• Document excerpt:
>> begin

Use game design theory, and psychology, to your advantage.  A while back I wrote a piece on game design theory and engagement in sports, that I think has parallels and value to education as well.

Although it may not be immediately obvious exactly how this applies to education and training, I think you'll see the value, and I'm going to insert an extended quotation (feel free to skip ahead if you like):

"...Acquisition and retention are particularly critical to these games; and retention is achieved through engagement. 
The way game designers accomplish these missions are with spectacle, and reward psychology (positive and negative reinforcement through anticipation, reward and penalty; with a very strong bias towards reward, leavened by the occasional penalty), particularly competitive reward psychology. 
Something spectacular engages you for the duration of the spectacle. You are a passive participant. It attracts you, and fascinates you, but only for that moment. Retention requires maintaining engagement over time... becoming an active participant, either directly or as a metaparticipant. 
So... what does that have to do with sports? Or with spectator sports fans in particular?
Simple... Sports fans are players in a metagame.
 
Spectator sport fandom, although passively received (the fan isn't an active participant in the games they are watching); isn't a passive, receptive, entertainment experience (like a movie or television). 
However, much as television shows retain viewers by emotional engagement in the story (thus making them metaparticipants in the narrative); spectator sports retain fans by persistent emotional engagement with the sport, and particularly with their team (making them metaplayers in the game).

>> end

Could you reproduce the passage above on game design theory and engagement in full, word for word?

• Record set:

>> begin

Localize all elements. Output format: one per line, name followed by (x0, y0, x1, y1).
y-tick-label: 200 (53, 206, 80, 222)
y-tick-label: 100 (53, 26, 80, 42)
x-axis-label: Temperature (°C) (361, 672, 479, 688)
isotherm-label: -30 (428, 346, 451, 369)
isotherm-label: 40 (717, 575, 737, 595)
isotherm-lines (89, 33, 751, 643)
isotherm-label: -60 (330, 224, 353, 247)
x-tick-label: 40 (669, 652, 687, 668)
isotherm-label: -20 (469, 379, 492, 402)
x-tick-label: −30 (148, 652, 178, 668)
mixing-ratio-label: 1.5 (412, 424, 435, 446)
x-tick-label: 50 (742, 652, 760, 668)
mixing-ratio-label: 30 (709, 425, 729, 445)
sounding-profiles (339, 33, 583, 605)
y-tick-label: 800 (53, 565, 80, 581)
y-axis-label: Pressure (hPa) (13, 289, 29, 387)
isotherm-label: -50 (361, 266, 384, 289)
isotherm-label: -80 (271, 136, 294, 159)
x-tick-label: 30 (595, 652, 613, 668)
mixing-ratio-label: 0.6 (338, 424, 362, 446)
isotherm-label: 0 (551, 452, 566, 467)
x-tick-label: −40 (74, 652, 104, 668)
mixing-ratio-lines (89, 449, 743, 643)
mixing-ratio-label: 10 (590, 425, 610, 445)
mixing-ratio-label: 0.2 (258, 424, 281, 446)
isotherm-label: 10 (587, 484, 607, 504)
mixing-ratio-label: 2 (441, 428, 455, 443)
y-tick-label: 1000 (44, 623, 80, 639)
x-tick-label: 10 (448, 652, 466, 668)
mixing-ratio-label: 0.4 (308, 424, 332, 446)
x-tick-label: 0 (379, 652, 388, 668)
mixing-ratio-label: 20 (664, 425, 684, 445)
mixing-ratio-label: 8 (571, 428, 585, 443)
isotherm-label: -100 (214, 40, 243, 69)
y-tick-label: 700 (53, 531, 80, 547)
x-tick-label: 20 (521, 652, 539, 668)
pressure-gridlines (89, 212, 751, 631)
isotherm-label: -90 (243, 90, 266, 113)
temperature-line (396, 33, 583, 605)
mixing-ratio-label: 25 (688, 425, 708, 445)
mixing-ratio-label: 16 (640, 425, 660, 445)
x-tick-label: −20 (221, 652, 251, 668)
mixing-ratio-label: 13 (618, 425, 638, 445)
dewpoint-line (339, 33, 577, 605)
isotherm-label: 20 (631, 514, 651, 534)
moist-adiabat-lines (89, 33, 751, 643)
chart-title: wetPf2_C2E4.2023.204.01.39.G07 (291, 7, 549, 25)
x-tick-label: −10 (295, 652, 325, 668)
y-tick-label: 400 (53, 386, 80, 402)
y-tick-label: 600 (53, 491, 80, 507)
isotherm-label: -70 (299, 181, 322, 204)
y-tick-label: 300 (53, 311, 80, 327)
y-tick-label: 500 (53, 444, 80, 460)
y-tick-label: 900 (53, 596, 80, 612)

>> end

• Task result:
Use game design theory, and psychology, to your advantage.  A while back I wrote a piece on game design theory and engagement in sports, that I think has parallels and value to education as well.

Although it may not be immediately obvious exactly how this applies to education and training, I think you'll see the value, and I'm going to insert an extended quotation (feel free to skip ahead if you like):

"...Acquisition and retention are particularly critical to these games; and retention is achieved through engagement. 
The way game designers accomplish these missions are with spectacle, and reward psychology (positive and negative reinforcement through anticipation, reward and penalty; with a very strong bias towards reward, leavened by the occasional penalty), particularly competitive reward psychology. 
Something spectacular engages you for the duration of the spectacle. You are a passive participant. It attracts you, and fascinates you, but only for that moment. Retention requires maintaining engagement over time... becoming an active participant, either directly or as a metaparticipant. 
So... what does that have to do with sports? Or with spectator sports fans in particular?
Simple... Sports fans are players in a metagame.
 
Spectator sport fandom, although passively received (the fan isn't an active participant in the games they are watching); isn't a passive, receptive, entertainment experience (like a movie or television). 
However, much as television shows retain viewers by emotional engagement in the story (thus making them metaparticipants in the narrative); spectator sports retain fans by persistent emotional engagement with the sport, and particularly with their team (making them metaplayers in the game).